[Saved entries]
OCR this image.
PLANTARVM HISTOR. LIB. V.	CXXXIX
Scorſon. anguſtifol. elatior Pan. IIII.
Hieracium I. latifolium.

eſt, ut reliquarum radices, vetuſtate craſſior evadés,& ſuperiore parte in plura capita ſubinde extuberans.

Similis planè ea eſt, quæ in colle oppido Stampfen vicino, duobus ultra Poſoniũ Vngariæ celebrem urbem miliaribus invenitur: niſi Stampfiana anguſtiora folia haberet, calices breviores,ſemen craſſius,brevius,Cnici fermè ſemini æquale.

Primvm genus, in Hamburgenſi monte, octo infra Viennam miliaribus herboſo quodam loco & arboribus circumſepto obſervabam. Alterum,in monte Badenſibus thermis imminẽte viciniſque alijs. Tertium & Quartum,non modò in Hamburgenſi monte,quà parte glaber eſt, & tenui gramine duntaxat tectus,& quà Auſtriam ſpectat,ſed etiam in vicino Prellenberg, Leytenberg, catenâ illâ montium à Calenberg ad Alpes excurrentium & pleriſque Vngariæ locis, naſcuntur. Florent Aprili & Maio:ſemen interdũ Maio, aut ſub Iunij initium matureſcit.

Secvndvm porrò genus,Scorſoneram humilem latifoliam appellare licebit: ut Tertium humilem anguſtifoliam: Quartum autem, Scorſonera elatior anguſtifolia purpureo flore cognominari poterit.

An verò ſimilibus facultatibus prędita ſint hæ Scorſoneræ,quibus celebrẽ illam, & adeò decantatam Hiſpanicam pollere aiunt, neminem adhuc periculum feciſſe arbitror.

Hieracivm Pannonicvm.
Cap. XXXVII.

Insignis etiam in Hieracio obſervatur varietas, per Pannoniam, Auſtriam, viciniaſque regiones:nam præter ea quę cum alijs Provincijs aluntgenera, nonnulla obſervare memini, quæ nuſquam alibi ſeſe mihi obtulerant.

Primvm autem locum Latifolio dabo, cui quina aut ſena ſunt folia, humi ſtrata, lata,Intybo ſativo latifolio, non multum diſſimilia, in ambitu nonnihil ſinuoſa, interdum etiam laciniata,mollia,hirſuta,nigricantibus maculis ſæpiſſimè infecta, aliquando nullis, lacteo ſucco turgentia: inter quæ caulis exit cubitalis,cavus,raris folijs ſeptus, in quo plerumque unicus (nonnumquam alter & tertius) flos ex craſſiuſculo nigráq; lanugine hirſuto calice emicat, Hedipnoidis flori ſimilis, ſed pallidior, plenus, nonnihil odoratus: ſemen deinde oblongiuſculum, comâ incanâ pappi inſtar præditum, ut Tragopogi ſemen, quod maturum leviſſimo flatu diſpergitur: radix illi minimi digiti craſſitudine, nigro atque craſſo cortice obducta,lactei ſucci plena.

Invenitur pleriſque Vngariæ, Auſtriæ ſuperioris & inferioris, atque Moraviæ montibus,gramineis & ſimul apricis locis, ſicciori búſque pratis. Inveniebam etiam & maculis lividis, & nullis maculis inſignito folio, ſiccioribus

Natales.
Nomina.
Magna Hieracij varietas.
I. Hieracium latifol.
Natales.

* What you should do:
The whole listing above needs to be written out again exactly.

* Output below:
OCR this image.
PLANTARVM HISTOR. LIB. V.	CXXXIX
Scorſon. anguſtifol. elatior Pan. IIII.
Hieracium I. latifolium.

eſt, ut reliquarum radices, vetuſtate craſſior evadés,& ſuperiore parte in plura capita ſubinde extuberans.

Similis planè ea eſt, quæ in colle oppido Stampfen vicino, duobus ultra Poſoniũ Vngariæ celebrem urbem miliaribus invenitur: niſi Stampfiana anguſtiora folia haberet, calices breviores,ſemen craſſius,brevius,Cnici fermè ſemini æquale.

Primvm genus, in Hamburgenſi monte, octo infra Viennam miliaribus herboſo quodam loco & arboribus circumſepto obſervabam. Alterum,in monte Badenſibus thermis imminẽte viciniſque alijs. Tertium & Quartum,non modò in Hamburgenſi monte,quà parte glaber eſt, & tenui gramine duntaxat tectus,& quà Auſtriam ſpectat,ſed etiam in vicino Prellenberg, Leytenberg, catenâ illâ montium à Calenberg ad Alpes excurrentium & pleriſque Vngariæ locis, naſcuntur. Florent Aprili & Maio:ſemen interdũ Maio, aut ſub Iunij initium matureſcit.

Secvndvm porrò genus,Scorſoneram humilem latifoliam appellare licebit: ut Tertium humilem anguſtifoliam: Quartum autem, Scorſonera elatior anguſtifolia purpureo flore cognominari poterit.

An verò ſimilibus facultatibus prędita ſint hæ Scorſoneræ,quibus celebrẽ illam, & adeò decantatam Hiſpanicam pollere aiunt, neminem adhuc periculum feciſſe arbitror.

Hieracivm Pannonicvm.
Cap. XXXVII.

Insignis etiam in Hieracio obſervatur varietas, per Pannoniam, Auſtriam, viciniaſque regiones:nam præter ea quę cum alijs Provincijs aluntgenera, nonnulla obſervare memini, quæ nuſquam alibi ſeſe mihi obtulerant.

Primvm autem locum Latifolio dabo, cui quina aut ſena ſunt folia, humi ſtrata, lata,Intybo ſativo latifolio, non multum diſſimilia, in ambitu nonnihil ſinuoſa, interdum etiam laciniata,mollia,hirſuta,nigricantibus maculis ſæpiſſimè infecta, aliquando nullis, lacteo ſucco turgentia: inter quæ caulis exit cubitalis,cavus,raris folijs ſeptus, in quo plerumque unicus (nonnumquam alter & tertius) flos ex craſſiuſculo nigráq; lanugine hirſuto calice emicat, Hedipnoidis flori ſimilis, ſed pallidior, plenus, nonnihil odoratus: ſemen deinde oblongiuſculum, comâ incanâ pappi inſtar præditum, ut Tragopogi ſemen, quod maturum leviſſimo flatu diſpergitur: radix illi minimi digiti craſſitudine, nigro atque craſſo cortice obducta,lactei ſucci plena.

Invenitur pleriſque Vngariæ, Auſtriæ ſuperioris & inferioris, atque Moraviæ montibus,gramineis & ſimul apricis locis, ſicciori búſque pratis. Inveniebam etiam & maculis lividis, & nullis maculis inſignito folio, ſiccioribus

Natales.
Nomina.
Magna Hieracij varietas.
I. Hieracium latifol.
Natales.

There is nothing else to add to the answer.